**Instructions to follow**
Each line of the material below should be reproduced exactly.

Stored entries
• • • • •

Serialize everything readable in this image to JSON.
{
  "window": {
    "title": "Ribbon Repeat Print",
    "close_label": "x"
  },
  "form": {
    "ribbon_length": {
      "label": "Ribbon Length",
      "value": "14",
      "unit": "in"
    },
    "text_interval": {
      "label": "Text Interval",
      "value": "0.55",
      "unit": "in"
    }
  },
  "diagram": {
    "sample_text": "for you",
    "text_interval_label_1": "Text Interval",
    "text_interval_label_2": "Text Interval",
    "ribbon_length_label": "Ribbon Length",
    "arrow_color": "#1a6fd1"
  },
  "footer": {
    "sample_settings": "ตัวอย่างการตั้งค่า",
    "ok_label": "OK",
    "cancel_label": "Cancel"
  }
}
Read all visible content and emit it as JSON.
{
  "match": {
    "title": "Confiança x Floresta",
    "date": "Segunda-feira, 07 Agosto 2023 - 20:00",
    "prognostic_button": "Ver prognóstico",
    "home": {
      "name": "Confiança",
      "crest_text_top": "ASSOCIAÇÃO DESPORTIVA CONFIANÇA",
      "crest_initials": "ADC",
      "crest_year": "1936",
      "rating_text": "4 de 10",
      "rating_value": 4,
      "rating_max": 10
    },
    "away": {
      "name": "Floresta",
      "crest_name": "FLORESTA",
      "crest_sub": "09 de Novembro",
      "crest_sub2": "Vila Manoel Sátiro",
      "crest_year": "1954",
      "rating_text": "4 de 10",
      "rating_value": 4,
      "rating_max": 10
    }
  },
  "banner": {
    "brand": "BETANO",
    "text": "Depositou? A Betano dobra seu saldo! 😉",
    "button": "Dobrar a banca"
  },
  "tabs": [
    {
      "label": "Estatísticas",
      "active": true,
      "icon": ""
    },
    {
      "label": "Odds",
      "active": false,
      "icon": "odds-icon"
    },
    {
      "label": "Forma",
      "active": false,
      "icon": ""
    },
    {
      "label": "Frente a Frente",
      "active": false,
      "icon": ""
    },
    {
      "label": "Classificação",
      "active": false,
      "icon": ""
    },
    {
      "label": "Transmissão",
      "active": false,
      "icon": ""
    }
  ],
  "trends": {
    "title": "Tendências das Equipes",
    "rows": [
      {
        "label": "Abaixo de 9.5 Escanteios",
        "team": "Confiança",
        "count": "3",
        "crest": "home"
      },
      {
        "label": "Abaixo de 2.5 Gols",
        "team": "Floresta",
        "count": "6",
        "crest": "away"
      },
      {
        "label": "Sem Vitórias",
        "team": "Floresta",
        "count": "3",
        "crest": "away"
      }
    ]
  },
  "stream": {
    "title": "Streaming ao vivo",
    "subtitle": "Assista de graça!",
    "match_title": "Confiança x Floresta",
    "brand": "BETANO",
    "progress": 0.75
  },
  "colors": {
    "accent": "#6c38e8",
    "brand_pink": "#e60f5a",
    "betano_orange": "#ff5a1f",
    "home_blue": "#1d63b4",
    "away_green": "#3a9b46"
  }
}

• • • • •

**Task result**
Serialize everything readable in this image to JSON.
{
  "window": {
    "title": "Ribbon Repeat Print",
    "close_label": "x"
  },
  "form": {
    "ribbon_length": {
      "label": "Ribbon Length",
      "value": "14",
      "unit": "in"
    },
    "text_interval": {
      "label": "Text Interval",
      "value": "0.55",
      "unit": "in"
    }
  },
  "diagram": {
    "sample_text": "for you",
    "text_interval_label_1": "Text Interval",
    "text_interval_label_2": "Text Interval",
    "ribbon_length_label": "Ribbon Length",
    "arrow_color": "#1a6fd1"
  },
  "footer": {
    "sample_settings": "ตัวอย่างการตั้งค่า",
    "ok_label": "OK",
    "cancel_label": "Cancel"
  }
}
Read all visible content and emit it as JSON.
{
  "match": {
    "title": "Confiança x Floresta",
    "date": "Segunda-feira, 07 Agosto 2023 - 20:00",
    "prognostic_button": "Ver prognóstico",
    "home": {
      "name": "Confiança",
      "crest_text_top": "ASSOCIAÇÃO DESPORTIVA CONFIANÇA",
      "crest_initials": "ADC",
      "crest_year": "1936",
      "rating_text": "4 de 10",
      "rating_value": 4,
      "rating_max": 10
    },
    "away": {
      "name": "Floresta",
      "crest_name": "FLORESTA",
      "crest_sub": "09 de Novembro",
      "crest_sub2": "Vila Manoel Sátiro",
      "crest_year": "1954",
      "rating_text": "4 de 10",
      "rating_value": 4,
      "rating_max": 10
    }
  },
  "banner": {
    "brand": "BETANO",
    "text": "Depositou? A Betano dobra seu saldo! 😉",
    "button": "Dobrar a banca"
  },
  "tabs": [
    {
      "label": "Estatísticas",
      "active": true,
      "icon": ""
    },
    {
      "label": "Odds",
      "active": false,
      "icon": "odds-icon"
    },
    {
      "label": "Forma",
      "active": false,
      "icon": ""
    },
    {
      "label": "Frente a Frente",
      "active": false,
      "icon": ""
    },
    {
      "label": "Classificação",
      "active": false,
      "icon": ""
    },
    {
      "label": "Transmissão",
      "active": false,
      "icon": ""
    }
  ],
  "trends": {
    "title": "Tendências das Equipes",
    "rows": [
      {
        "label": "Abaixo de 9.5 Escanteios",
        "team": "Confiança",
        "count": "3",
        "crest": "home"
      },
      {
        "label": "Abaixo de 2.5 Gols",
        "team": "Floresta",
        "count": "6",
        "crest": "away"
      },
      {
        "label": "Sem Vitórias",
        "team": "Floresta",
        "count": "3",
        "crest": "away"
      }
    ]
  },
  "stream": {
    "title": "Streaming ao vivo",
    "subtitle": "Assista de graça!",
    "match_title": "Confiança x Floresta",
    "brand": "BETANO",
    "progress": 0.75
  },
  "colors": {
    "accent": "#6c38e8",
    "brand_pink": "#e60f5a",
    "betano_orange": "#ff5a1f",
    "home_blue": "#1d63b4",
    "away_green": "#3a9b46"
  }
}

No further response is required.